TASK DIRECTIONS - How many of the lines that follow contain the word "الجزيرة"? Give only the number.

PROVIDED ENTRIES -
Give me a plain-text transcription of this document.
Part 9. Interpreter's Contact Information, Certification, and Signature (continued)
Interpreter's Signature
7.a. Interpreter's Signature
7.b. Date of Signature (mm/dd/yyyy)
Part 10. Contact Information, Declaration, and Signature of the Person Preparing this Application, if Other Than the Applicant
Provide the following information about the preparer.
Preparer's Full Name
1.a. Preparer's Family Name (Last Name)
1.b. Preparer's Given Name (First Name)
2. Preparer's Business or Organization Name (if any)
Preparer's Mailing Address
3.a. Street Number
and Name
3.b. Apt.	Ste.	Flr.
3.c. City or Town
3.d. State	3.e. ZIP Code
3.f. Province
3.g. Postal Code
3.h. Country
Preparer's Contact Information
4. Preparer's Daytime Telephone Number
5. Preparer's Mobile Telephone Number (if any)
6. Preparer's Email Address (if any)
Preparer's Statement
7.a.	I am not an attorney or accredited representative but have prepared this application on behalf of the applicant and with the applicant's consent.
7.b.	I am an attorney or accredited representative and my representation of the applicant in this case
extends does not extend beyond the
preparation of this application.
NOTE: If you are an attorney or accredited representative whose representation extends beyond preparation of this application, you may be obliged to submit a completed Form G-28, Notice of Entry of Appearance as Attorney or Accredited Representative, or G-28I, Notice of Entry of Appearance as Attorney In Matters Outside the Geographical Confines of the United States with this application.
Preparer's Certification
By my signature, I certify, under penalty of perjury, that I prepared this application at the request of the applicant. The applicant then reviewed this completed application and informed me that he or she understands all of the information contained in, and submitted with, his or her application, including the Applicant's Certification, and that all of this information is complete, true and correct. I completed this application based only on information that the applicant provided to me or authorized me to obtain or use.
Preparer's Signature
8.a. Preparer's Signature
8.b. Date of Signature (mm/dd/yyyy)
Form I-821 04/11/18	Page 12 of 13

* * *

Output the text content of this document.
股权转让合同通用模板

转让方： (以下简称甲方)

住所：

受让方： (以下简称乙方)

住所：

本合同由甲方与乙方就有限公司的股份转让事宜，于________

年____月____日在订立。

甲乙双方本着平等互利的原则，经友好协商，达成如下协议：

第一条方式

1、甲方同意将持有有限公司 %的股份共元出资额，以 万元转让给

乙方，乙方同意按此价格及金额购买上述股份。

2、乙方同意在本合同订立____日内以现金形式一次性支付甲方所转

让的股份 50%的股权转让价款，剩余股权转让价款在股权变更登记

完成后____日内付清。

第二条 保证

...

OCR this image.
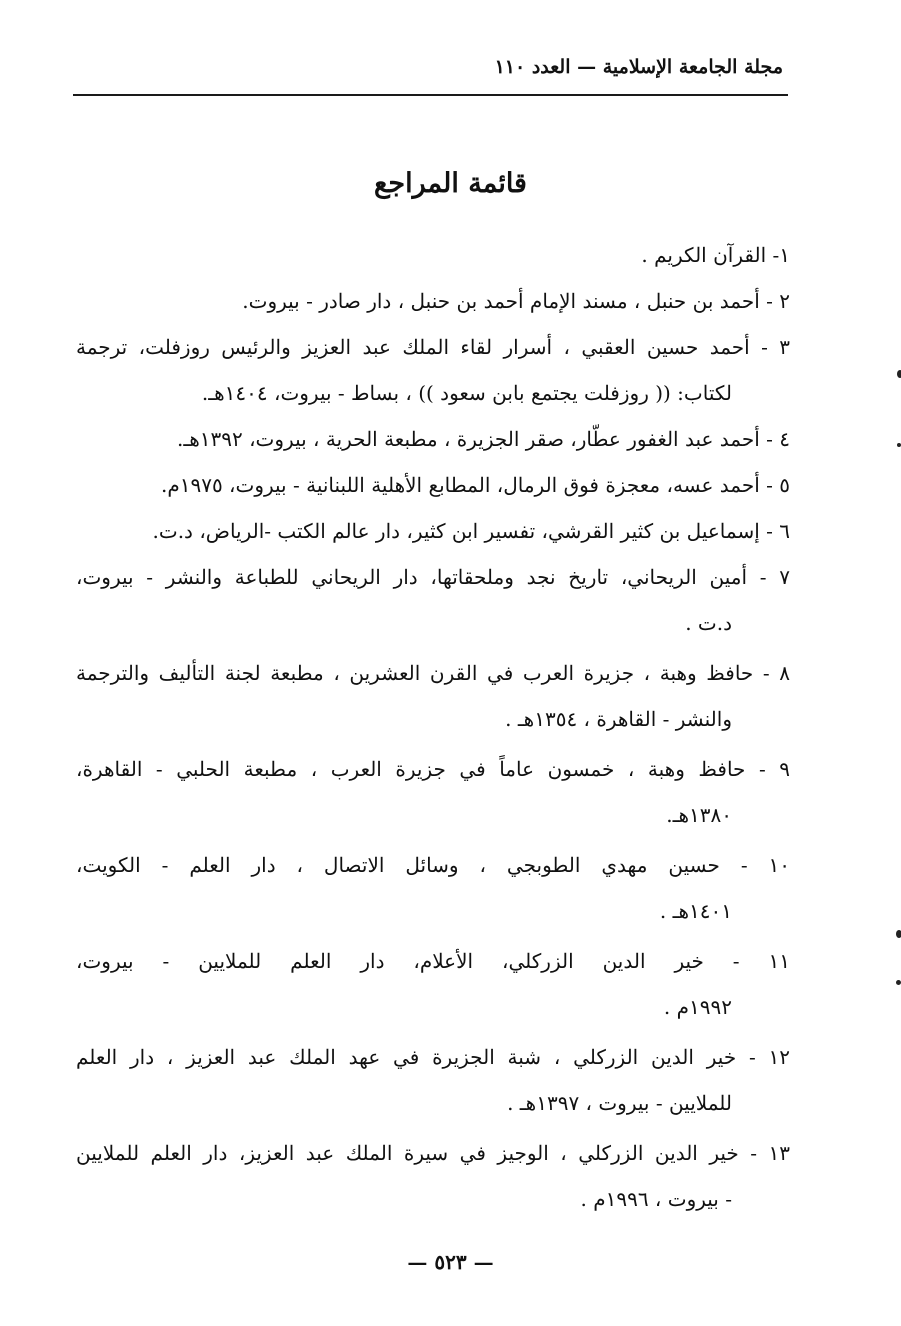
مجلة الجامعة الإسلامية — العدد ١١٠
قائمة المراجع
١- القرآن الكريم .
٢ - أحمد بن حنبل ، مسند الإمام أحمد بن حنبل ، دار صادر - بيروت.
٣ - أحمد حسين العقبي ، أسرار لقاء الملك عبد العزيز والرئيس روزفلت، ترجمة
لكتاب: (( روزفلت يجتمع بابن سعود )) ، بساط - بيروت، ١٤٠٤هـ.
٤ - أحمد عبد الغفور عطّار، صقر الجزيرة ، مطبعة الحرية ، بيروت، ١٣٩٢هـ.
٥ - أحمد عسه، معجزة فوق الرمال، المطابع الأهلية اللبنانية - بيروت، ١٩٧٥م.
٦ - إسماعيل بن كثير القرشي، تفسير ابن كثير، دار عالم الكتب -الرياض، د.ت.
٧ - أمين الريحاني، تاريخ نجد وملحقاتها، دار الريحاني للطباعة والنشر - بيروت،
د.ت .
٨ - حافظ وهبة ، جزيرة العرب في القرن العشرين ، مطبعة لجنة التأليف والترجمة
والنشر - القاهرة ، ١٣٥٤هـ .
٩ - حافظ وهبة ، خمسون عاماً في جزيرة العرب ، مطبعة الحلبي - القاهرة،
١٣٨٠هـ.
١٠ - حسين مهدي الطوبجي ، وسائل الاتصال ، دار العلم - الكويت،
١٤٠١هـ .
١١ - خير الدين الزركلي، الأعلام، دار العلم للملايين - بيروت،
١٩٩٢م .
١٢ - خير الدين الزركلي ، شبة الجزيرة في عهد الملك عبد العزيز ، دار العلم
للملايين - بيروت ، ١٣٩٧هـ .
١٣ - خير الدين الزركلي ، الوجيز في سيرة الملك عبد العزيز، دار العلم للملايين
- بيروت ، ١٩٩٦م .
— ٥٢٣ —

SOLUTION - 2